** BEGIN Exercise data **
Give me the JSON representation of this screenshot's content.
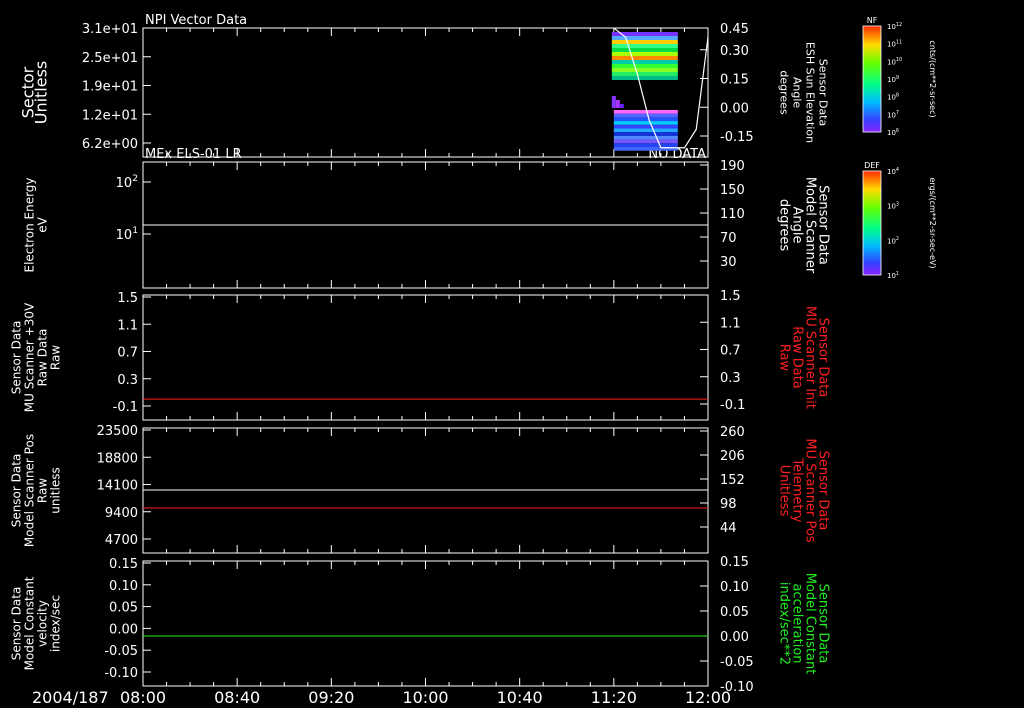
{
  "chart_data": {
    "type": "line",
    "x_date_label": "2004/187",
    "x_ticks": [
      "08:00",
      "08:40",
      "09:20",
      "10:00",
      "10:40",
      "11:20",
      "12:00"
    ],
    "x_range": [
      "08:00",
      "12:00"
    ],
    "panels": [
      {
        "title": "NPI Vector Data",
        "status": "",
        "left_label": [
          "Sector",
          "Unitless"
        ],
        "left_ticks": [
          "3.1e+01",
          "2.5e+01",
          "1.9e+01",
          "1.2e+01",
          "6.2e+00"
        ],
        "right_label": [
          "Sensor Data",
          "ESH Sun Elevation",
          "Angle",
          "degrees"
        ],
        "right_color": "#ffffff",
        "right_ticks": [
          "0.45",
          "0.30",
          "0.15",
          "0.00",
          "-0.15"
        ],
        "right_range": [
          -0.25,
          0.45
        ],
        "spectrogram_start": "11:20",
        "curve": {
          "color": "#ffffff",
          "x": [
            "11:20",
            "11:25",
            "11:30",
            "11:35",
            "11:40",
            "11:45",
            "11:50",
            "11:55",
            "12:00"
          ],
          "values": [
            0.45,
            0.4,
            0.2,
            -0.05,
            -0.2,
            -0.2,
            -0.2,
            -0.1,
            0.4
          ]
        }
      },
      {
        "title": "MEx ELS-01 LR",
        "status": "NO DATA",
        "left_label": [
          "Electron Energy",
          "eV"
        ],
        "left_ticks": [
          "10^2",
          "10^1"
        ],
        "right_label": [
          "Sensor Data",
          "Model Scanner",
          "Angle",
          "degrees"
        ],
        "right_color": "#ffffff",
        "right_ticks": [
          "190",
          "150",
          "110",
          "70",
          "30"
        ],
        "right_range": [
          0,
          190
        ],
        "series": [
          {
            "color": "#ffffff",
            "axis": "right",
            "value": 90
          }
        ]
      },
      {
        "title": "",
        "status": "",
        "left_label": [
          "Sensor Data",
          "MU Scanner +30V",
          "Raw Data",
          "Raw"
        ],
        "left_ticks": [
          "1.5",
          "1.1",
          "0.7",
          "0.3",
          "-0.1"
        ],
        "left_range": [
          -0.3,
          1.5
        ],
        "right_label": [
          "Sensor Data",
          "MU Scanner Init",
          "Raw Data",
          "Raw"
        ],
        "right_color": "#ff2020",
        "right_ticks": [
          "1.5",
          "1.1",
          "0.7",
          "0.3",
          "-0.1"
        ],
        "right_range": [
          -0.3,
          1.5
        ],
        "series": [
          {
            "color": "#ff2020",
            "axis": "right",
            "value": 0.0
          }
        ]
      },
      {
        "title": "",
        "status": "",
        "left_label": [
          "Sensor Data",
          "Model Scanner Pos",
          "Raw",
          "unitless"
        ],
        "left_ticks": [
          "23500",
          "18800",
          "14100",
          "9400",
          "4700"
        ],
        "left_range": [
          0,
          23500
        ],
        "right_label": [
          "Sensor Data",
          "MU Scanner Pos",
          "Telemetry",
          "Unitless"
        ],
        "right_color": "#ff2020",
        "right_ticks": [
          "260",
          "206",
          "152",
          "98",
          "44"
        ],
        "right_range": [
          0,
          260
        ],
        "series": [
          {
            "color": "#ffffff",
            "axis": "left",
            "value": 11500
          },
          {
            "color": "#ff2020",
            "axis": "right",
            "value": 90
          }
        ]
      },
      {
        "title": "",
        "status": "",
        "left_label": [
          "Sensor Data",
          "Model Constant",
          "velocity",
          "index/sec"
        ],
        "left_ticks": [
          "0.15",
          "0.10",
          "0.05",
          "0.00",
          "-0.05",
          "-0.10"
        ],
        "left_range": [
          -0.1,
          0.15
        ],
        "right_label": [
          "Sensor Data",
          "Model Constant",
          "acceleration",
          "index/sec**2"
        ],
        "right_color": "#22ee22",
        "right_ticks": [
          "0.15",
          "0.10",
          "0.05",
          "0.00",
          "-0.05",
          "-0.10"
        ],
        "right_range": [
          -0.1,
          0.15
        ],
        "series": [
          {
            "color": "#22ee22",
            "axis": "right",
            "value": 0.0
          }
        ]
      }
    ],
    "colorbars": [
      {
        "title": "NF",
        "label": "cnts/(cm**2-sr-sec)",
        "ticks": [
          "10^12",
          "10^11",
          "10^10",
          "10^9",
          "10^8",
          "10^7",
          "10^6"
        ]
      },
      {
        "title": "DEF",
        "label": "ergs/(cm**2-sr-sec-eV)",
        "ticks": [
          "10^4",
          "10^3",
          "10^2",
          "10^1"
        ]
      }
    ]
  }
}
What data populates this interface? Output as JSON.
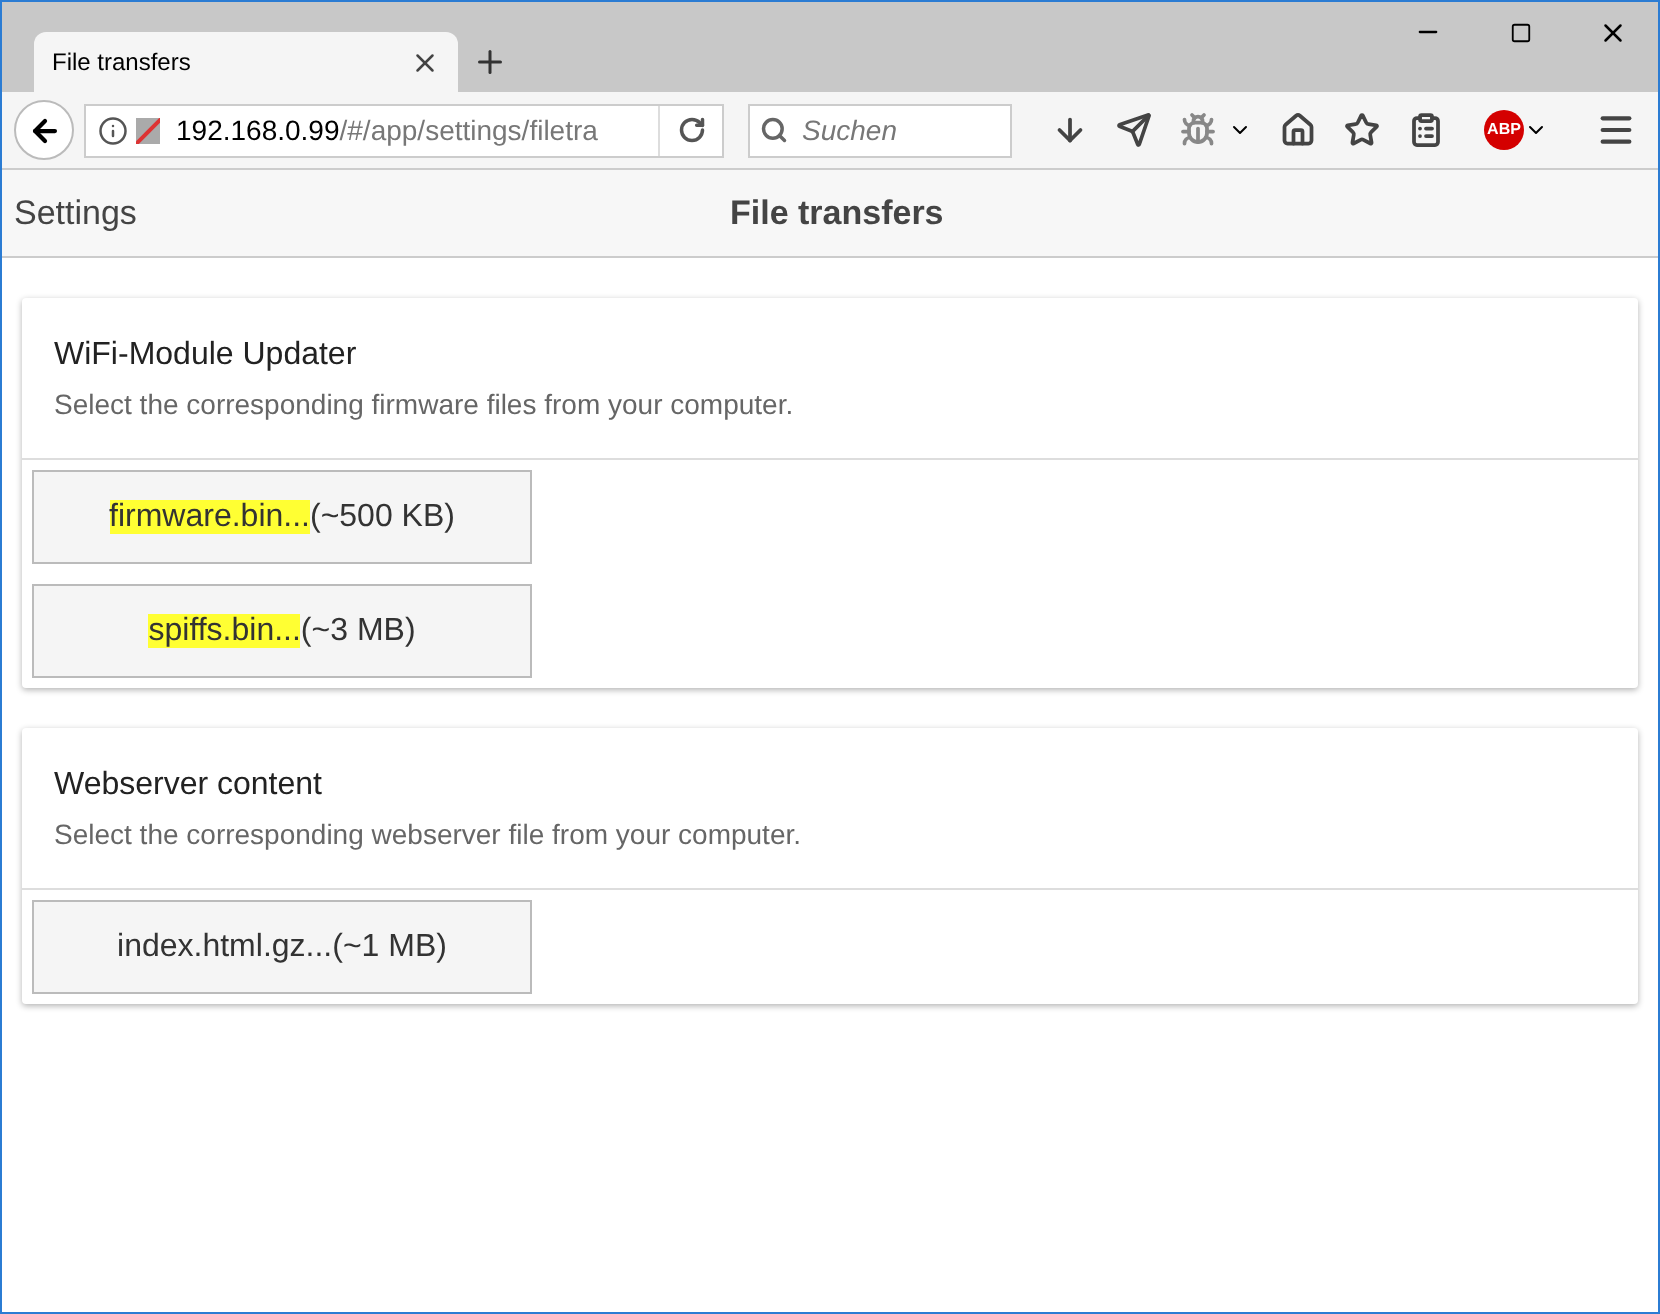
** END Exercise data **
### [Exercise prompt]
Show the lines where the word "this" appears in the entries.

### [Complete output]
Give me the JSON representation of this screenshot's content.
What data populates this interface? Output as JSON.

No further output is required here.